— Begin DATASET ENTRIES —

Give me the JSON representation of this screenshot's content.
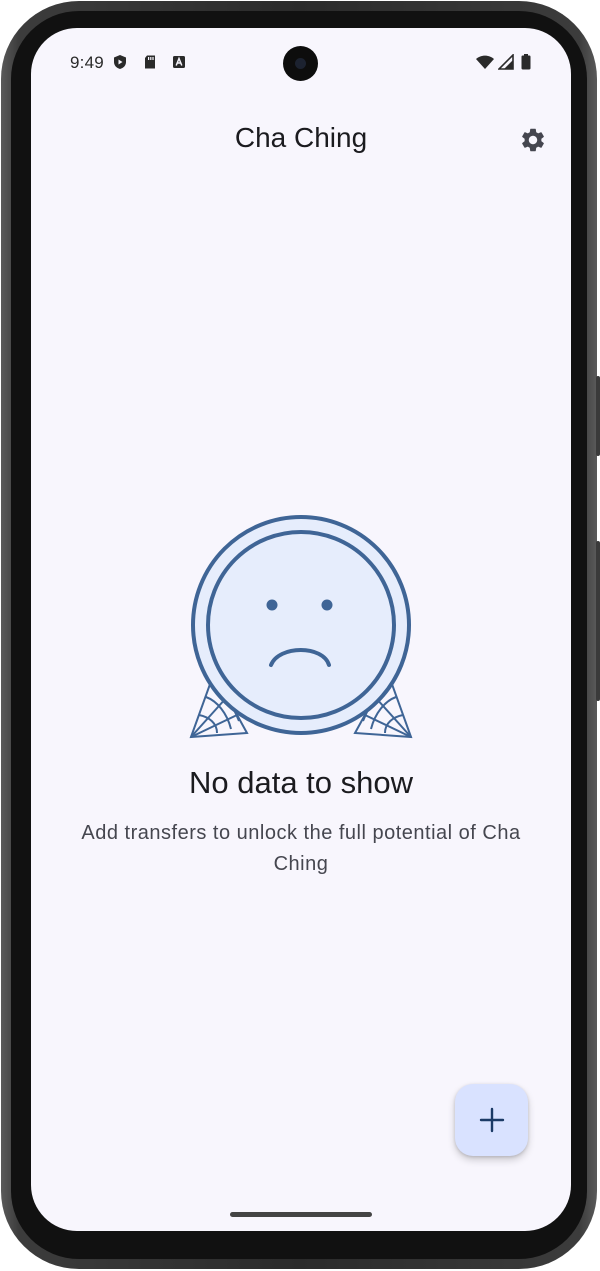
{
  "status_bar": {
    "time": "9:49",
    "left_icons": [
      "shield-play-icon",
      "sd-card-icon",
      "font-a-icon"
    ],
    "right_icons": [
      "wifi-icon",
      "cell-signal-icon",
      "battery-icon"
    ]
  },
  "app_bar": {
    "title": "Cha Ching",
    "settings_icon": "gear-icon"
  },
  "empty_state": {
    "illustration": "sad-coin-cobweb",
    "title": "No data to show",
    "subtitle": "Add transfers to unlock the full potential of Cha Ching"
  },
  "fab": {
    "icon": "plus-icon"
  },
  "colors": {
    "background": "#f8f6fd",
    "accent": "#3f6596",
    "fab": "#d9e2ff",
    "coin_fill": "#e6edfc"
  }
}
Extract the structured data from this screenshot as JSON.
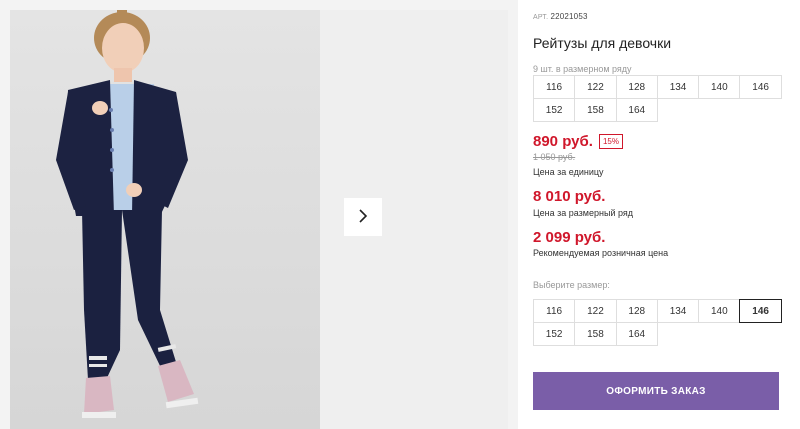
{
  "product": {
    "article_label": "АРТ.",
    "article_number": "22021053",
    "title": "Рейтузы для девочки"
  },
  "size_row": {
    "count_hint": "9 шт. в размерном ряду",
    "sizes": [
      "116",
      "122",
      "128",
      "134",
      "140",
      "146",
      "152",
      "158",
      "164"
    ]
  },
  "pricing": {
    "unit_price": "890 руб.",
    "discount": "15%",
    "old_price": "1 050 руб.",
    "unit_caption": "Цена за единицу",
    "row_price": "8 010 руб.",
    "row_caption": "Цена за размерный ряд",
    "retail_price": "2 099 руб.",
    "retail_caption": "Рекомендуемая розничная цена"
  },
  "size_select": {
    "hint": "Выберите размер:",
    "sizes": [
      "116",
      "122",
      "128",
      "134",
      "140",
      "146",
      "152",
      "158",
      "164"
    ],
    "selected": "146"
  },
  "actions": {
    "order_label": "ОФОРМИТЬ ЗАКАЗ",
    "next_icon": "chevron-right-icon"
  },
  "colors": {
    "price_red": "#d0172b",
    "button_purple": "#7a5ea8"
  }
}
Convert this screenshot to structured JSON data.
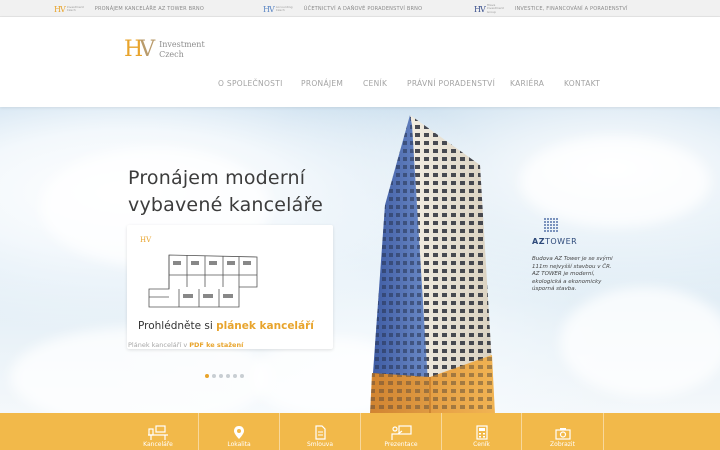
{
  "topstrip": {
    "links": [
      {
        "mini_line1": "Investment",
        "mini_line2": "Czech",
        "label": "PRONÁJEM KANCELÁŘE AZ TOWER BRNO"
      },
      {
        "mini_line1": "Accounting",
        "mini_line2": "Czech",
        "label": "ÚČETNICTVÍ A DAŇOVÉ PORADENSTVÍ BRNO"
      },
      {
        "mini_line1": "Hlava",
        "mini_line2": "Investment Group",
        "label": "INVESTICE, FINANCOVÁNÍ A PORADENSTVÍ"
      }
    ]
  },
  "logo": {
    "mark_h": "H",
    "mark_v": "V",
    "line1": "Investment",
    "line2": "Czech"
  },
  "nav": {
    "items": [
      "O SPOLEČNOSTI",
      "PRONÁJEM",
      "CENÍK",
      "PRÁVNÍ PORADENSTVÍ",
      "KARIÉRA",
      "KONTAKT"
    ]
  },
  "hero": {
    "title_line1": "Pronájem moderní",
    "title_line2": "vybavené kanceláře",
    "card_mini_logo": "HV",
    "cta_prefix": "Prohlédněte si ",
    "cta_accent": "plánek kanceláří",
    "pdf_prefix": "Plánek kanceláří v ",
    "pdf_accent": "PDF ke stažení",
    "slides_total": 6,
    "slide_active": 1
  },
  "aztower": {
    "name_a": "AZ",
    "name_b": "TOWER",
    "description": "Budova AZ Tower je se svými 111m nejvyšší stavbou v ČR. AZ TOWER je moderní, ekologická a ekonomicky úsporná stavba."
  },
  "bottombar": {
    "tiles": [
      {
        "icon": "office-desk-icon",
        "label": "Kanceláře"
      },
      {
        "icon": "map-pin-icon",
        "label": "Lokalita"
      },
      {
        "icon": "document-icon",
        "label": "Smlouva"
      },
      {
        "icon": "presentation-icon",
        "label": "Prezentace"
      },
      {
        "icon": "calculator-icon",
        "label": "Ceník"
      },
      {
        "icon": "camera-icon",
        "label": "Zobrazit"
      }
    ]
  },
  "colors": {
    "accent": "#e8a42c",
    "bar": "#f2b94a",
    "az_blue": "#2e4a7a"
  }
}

— End DATASET ENTRIES —

PROMPT »
Set down all the data again exactly as above, pictures excluded.

EXPECTED OUTPUT »
Give me the JSON representation of this screenshot's content.
{
  "status_bar": {
    "time": "9:49",
    "left_icons": [
      "shield-play-icon",
      "sd-card-icon",
      "font-a-icon"
    ],
    "right_icons": [
      "wifi-icon",
      "cell-signal-icon",
      "battery-icon"
    ]
  },
  "app_bar": {
    "title": "Cha Ching",
    "settings_icon": "gear-icon"
  },
  "empty_state": {
    "illustration": "sad-coin-cobweb",
    "title": "No data to show",
    "subtitle": "Add transfers to unlock the full potential of Cha Ching"
  },
  "fab": {
    "icon": "plus-icon"
  },
  "colors": {
    "background": "#f8f6fd",
    "accent": "#3f6596",
    "fab": "#d9e2ff",
    "coin_fill": "#e6edfc"
  }
}
Extract the structured data from this screenshot as JSON.
{
  "product": {
    "article_label": "АРТ.",
    "article_number": "22021053",
    "title": "Рейтузы для девочки"
  },
  "size_row": {
    "count_hint": "9 шт. в размерном ряду",
    "sizes": [
      "116",
      "122",
      "128",
      "134",
      "140",
      "146",
      "152",
      "158",
      "164"
    ]
  },
  "pricing": {
    "unit_price": "890 руб.",
    "discount": "15%",
    "old_price": "1 050 руб.",
    "unit_caption": "Цена за единицу",
    "row_price": "8 010 руб.",
    "row_caption": "Цена за размерный ряд",
    "retail_price": "2 099 руб.",
    "retail_caption": "Рекомендуемая розничная цена"
  },
  "size_select": {
    "hint": "Выберите размер:",
    "sizes": [
      "116",
      "122",
      "128",
      "134",
      "140",
      "146",
      "152",
      "158",
      "164"
    ],
    "selected": "146"
  },
  "actions": {
    "order_label": "ОФОРМИТЬ ЗАКАЗ",
    "next_icon": "chevron-right-icon"
  },
  "colors": {
    "price_red": "#d0172b",
    "button_purple": "#7a5ea8"
  }
}
Convert this screenshot to structured JSON data.
{
  "topstrip": {
    "links": [
      {
        "mini_line1": "Investment",
        "mini_line2": "Czech",
        "label": "PRONÁJEM KANCELÁŘE AZ TOWER BRNO"
      },
      {
        "mini_line1": "Accounting",
        "mini_line2": "Czech",
        "label": "ÚČETNICTVÍ A DAŇOVÉ PORADENSTVÍ BRNO"
      },
      {
        "mini_line1": "Hlava",
        "mini_line2": "Investment Group",
        "label": "INVESTICE, FINANCOVÁNÍ A PORADENSTVÍ"
      }
    ]
  },
  "logo": {
    "mark_h": "H",
    "mark_v": "V",
    "line1": "Investment",
    "line2": "Czech"
  },
  "nav": {
    "items": [
      "O SPOLEČNOSTI",
      "PRONÁJEM",
      "CENÍK",
      "PRÁVNÍ PORADENSTVÍ",
      "KARIÉRA",
      "KONTAKT"
    ]
  },
  "hero": {
    "title_line1": "Pronájem moderní",
    "title_line2": "vybavené kanceláře",
    "card_mini_logo": "HV",
    "cta_prefix": "Prohlédněte si ",
    "cta_accent": "plánek kanceláří",
    "pdf_prefix": "Plánek kanceláří v ",
    "pdf_accent": "PDF ke stažení",
    "slides_total": 6,
    "slide_active": 1
  },
  "aztower": {
    "name_a": "AZ",
    "name_b": "TOWER",
    "description": "Budova AZ Tower je se svými 111m nejvyšší stavbou v ČR. AZ TOWER je moderní, ekologická a ekonomicky úsporná stavba."
  },
  "bottombar": {
    "tiles": [
      {
        "icon": "office-desk-icon",
        "label": "Kanceláře"
      },
      {
        "icon": "map-pin-icon",
        "label": "Lokalita"
      },
      {
        "icon": "document-icon",
        "label": "Smlouva"
      },
      {
        "icon": "presentation-icon",
        "label": "Prezentace"
      },
      {
        "icon": "calculator-icon",
        "label": "Ceník"
      },
      {
        "icon": "camera-icon",
        "label": "Zobrazit"
      }
    ]
  },
  "colors": {
    "accent": "#e8a42c",
    "bar": "#f2b94a",
    "az_blue": "#2e4a7a"
  }
}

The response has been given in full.